--- Start of SUPPLIED RECORDS ---

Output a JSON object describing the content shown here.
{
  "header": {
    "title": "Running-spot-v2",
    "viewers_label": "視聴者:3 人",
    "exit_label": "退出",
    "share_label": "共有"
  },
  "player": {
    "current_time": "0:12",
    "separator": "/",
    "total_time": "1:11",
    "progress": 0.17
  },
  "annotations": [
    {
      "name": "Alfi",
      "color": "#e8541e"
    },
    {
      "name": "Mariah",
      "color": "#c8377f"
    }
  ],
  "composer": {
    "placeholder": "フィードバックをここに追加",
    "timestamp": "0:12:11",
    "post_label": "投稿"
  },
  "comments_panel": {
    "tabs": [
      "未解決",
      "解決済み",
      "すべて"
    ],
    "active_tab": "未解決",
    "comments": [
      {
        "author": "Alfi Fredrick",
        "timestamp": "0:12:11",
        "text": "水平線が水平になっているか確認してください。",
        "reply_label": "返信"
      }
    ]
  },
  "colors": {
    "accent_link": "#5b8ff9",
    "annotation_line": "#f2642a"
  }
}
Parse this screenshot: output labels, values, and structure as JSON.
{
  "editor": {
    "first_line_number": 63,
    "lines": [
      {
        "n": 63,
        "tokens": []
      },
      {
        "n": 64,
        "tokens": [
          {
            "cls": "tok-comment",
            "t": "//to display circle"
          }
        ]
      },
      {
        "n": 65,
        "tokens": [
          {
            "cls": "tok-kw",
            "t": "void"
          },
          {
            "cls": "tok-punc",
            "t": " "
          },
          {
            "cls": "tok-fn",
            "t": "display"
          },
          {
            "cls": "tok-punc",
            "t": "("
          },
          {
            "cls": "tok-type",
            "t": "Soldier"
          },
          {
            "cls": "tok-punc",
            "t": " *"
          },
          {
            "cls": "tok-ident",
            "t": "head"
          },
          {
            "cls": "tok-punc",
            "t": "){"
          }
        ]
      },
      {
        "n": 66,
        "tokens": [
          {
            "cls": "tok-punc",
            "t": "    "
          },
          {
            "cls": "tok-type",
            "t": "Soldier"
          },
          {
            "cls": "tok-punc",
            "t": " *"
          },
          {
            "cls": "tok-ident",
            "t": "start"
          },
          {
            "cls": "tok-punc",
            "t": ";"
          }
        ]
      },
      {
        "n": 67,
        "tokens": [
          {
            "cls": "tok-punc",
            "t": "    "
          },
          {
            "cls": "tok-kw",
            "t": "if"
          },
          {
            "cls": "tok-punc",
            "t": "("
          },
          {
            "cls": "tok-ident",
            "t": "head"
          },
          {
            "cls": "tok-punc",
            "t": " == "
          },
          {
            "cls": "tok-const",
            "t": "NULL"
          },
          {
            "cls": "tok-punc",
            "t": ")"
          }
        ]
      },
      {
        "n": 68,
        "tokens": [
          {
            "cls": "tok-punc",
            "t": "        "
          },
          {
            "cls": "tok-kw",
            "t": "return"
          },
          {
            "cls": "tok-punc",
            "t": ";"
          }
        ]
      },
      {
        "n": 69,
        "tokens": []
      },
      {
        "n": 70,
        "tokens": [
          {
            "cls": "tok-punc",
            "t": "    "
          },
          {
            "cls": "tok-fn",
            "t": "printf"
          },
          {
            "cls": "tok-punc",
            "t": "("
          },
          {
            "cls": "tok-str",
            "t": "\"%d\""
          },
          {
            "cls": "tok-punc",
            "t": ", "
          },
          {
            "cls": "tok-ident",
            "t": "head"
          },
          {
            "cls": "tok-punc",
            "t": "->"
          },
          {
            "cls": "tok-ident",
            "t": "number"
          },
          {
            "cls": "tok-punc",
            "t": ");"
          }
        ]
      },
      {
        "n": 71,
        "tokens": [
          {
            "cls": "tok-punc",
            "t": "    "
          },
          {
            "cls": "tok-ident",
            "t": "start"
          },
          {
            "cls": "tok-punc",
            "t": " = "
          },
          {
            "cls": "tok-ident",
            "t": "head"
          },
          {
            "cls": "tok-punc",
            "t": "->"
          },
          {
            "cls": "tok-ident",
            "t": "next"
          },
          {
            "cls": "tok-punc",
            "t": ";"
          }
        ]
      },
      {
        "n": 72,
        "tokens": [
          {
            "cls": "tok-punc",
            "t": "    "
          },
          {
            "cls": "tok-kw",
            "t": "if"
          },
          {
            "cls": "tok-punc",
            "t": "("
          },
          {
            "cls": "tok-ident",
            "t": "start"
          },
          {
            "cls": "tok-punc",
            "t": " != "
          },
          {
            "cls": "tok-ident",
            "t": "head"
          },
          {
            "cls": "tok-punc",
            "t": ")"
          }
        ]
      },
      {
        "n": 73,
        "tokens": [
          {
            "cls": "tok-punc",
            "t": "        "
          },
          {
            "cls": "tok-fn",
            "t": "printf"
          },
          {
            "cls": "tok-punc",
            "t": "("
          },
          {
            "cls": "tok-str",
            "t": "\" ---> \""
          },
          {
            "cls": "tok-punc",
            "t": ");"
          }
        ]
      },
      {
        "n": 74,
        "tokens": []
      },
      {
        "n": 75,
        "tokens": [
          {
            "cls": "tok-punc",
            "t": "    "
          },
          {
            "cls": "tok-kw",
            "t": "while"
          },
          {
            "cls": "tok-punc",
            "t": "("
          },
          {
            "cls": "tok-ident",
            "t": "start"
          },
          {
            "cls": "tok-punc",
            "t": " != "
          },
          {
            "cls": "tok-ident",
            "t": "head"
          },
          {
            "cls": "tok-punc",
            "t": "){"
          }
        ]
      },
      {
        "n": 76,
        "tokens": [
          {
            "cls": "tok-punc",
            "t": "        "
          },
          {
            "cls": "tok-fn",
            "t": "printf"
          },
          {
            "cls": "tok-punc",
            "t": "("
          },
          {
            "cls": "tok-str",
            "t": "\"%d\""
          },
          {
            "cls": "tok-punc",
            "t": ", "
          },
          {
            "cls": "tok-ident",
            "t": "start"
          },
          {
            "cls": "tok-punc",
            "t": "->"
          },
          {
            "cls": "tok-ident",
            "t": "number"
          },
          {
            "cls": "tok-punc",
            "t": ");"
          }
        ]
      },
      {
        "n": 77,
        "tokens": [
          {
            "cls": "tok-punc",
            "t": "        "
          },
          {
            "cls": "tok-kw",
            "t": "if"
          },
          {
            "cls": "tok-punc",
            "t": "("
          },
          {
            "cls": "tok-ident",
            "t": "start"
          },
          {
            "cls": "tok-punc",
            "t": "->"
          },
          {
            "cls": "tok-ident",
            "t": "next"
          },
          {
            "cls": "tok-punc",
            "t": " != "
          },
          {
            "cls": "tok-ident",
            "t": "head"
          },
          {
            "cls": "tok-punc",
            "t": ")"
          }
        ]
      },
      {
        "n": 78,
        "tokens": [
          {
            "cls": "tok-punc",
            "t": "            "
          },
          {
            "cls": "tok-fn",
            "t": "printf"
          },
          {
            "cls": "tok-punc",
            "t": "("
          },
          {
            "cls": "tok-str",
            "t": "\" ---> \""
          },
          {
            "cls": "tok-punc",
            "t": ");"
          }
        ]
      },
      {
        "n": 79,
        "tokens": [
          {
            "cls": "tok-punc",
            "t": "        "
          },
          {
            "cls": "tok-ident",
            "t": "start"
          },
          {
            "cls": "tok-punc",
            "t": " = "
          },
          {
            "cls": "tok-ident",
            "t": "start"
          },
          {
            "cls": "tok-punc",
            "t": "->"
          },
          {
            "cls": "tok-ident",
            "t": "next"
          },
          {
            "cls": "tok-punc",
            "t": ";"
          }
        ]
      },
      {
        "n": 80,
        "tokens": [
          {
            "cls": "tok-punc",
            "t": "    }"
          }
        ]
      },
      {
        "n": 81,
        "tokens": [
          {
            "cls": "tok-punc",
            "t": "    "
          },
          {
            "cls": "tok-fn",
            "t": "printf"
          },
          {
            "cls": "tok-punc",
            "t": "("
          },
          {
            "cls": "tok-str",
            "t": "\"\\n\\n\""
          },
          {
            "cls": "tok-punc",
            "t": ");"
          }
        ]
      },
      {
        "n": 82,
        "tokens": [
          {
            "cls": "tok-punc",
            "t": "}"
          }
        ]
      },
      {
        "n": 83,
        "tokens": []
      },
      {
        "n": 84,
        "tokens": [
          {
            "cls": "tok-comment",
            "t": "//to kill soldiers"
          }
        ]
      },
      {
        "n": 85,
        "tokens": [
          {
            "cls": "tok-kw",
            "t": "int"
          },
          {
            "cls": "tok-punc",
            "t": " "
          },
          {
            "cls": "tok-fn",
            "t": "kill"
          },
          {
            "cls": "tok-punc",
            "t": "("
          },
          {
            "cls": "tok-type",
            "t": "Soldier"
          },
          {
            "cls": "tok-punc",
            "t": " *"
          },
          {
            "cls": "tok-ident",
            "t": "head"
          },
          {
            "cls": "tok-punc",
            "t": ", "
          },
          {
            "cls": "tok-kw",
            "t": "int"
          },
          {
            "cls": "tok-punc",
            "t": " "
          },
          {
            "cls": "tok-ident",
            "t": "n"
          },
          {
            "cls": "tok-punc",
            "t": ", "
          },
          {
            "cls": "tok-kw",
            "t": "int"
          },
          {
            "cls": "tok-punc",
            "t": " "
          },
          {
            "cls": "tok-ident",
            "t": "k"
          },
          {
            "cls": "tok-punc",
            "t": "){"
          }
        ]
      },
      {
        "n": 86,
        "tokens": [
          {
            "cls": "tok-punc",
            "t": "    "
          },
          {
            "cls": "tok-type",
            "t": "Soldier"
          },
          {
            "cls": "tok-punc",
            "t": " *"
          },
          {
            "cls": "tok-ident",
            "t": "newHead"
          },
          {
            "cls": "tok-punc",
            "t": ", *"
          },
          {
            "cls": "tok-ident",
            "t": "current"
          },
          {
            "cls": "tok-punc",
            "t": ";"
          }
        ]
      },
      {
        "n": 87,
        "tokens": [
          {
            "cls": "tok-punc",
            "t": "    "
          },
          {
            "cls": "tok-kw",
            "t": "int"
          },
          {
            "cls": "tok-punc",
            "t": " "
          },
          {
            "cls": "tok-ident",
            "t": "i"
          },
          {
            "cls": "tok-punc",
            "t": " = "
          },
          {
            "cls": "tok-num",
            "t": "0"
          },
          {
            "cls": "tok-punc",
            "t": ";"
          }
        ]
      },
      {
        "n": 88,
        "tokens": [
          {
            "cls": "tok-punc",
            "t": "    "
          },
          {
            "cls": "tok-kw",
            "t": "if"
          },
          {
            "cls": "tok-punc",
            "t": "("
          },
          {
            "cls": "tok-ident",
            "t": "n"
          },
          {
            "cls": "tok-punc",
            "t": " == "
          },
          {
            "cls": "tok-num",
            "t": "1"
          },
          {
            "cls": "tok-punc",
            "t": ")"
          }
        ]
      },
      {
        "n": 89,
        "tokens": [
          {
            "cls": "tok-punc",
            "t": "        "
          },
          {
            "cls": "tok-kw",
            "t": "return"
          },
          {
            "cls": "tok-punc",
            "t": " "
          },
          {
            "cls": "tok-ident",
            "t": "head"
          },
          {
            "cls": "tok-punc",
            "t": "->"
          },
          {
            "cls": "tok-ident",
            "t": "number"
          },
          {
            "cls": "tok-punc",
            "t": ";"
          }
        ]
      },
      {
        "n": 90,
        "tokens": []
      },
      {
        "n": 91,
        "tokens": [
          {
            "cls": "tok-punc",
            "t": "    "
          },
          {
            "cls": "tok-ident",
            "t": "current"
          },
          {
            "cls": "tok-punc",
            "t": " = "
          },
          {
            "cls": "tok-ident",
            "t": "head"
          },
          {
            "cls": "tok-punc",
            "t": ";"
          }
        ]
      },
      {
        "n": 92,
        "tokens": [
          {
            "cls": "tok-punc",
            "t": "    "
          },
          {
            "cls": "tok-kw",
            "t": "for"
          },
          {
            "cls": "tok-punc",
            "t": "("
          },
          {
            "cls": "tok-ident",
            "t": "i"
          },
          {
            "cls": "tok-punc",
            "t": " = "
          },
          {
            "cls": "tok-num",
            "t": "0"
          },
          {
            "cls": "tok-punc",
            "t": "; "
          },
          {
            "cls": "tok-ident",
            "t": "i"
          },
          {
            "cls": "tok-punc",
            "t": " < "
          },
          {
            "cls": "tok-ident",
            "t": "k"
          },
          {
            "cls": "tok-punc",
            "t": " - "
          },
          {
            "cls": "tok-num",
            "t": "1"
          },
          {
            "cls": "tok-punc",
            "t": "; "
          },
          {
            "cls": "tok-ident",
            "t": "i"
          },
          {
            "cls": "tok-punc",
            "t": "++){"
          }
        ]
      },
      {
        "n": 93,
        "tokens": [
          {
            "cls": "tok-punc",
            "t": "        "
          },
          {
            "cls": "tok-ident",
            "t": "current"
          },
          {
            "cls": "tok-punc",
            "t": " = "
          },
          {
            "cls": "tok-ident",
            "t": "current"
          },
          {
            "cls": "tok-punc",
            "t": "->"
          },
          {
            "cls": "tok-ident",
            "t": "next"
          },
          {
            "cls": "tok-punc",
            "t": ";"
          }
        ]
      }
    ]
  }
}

--- End of SUPPLIED RECORDS ---

• **EXERCISE GOAL**
Look through the material above. Copy each line where the word "JSON" appears.

• **COMPLETE OUTPUT**
Output a JSON object describing the content shown here.
Parse this screenshot: output labels, values, and structure as JSON.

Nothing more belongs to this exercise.